═══ Source records
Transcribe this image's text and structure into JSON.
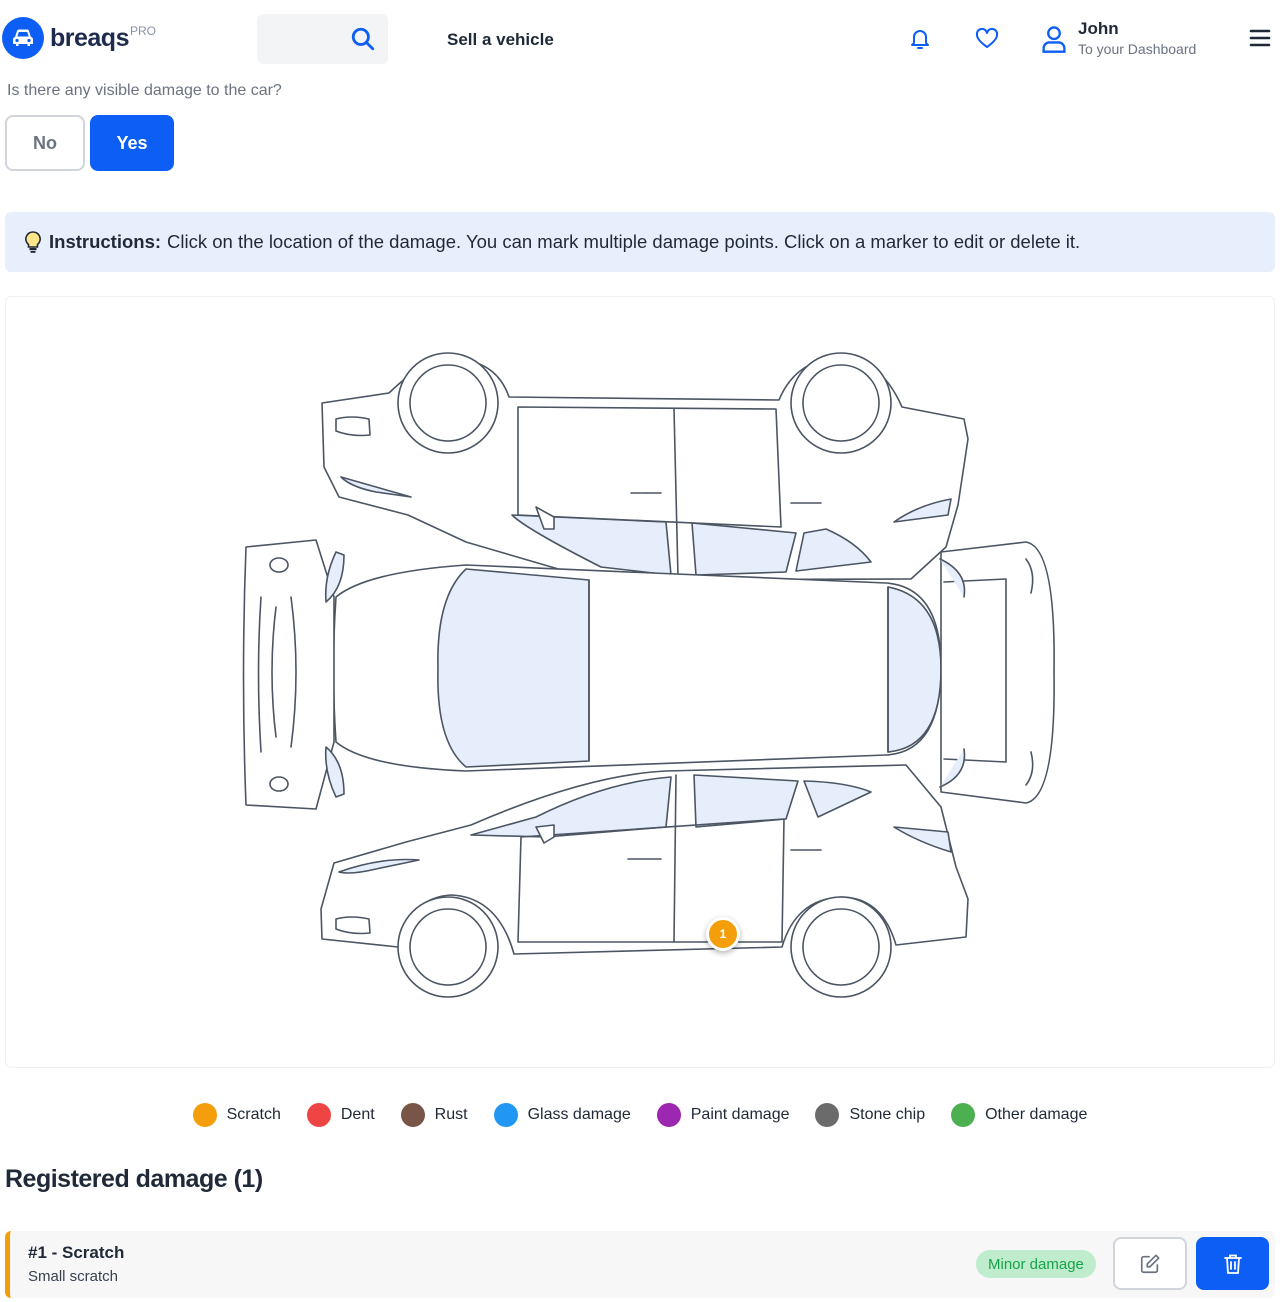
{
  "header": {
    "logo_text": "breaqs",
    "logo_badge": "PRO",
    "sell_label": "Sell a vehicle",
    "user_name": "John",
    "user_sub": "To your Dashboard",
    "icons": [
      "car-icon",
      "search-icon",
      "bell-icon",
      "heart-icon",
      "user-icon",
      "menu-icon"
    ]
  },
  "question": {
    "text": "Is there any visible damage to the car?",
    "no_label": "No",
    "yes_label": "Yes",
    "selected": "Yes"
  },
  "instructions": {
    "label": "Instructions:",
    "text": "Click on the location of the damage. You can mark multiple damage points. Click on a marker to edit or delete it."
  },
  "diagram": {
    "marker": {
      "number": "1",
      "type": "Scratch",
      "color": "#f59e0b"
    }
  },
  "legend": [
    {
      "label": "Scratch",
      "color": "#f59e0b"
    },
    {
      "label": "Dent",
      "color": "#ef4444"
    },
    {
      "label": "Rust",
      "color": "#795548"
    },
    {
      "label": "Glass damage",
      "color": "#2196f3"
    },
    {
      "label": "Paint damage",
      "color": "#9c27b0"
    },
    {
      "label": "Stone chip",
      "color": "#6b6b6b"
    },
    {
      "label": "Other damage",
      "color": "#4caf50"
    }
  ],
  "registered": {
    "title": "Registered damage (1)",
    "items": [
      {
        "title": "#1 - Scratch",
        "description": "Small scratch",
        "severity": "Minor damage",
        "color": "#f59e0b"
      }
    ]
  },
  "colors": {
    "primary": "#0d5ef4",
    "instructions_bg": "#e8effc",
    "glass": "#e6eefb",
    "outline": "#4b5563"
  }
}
══════
Pick out the lines that include the word "marker" and write them out.

Problem solution
    "text": "Click on the location of the damage. You can mark multiple damage points. Click on a marker to edit or delete it."
    "marker": {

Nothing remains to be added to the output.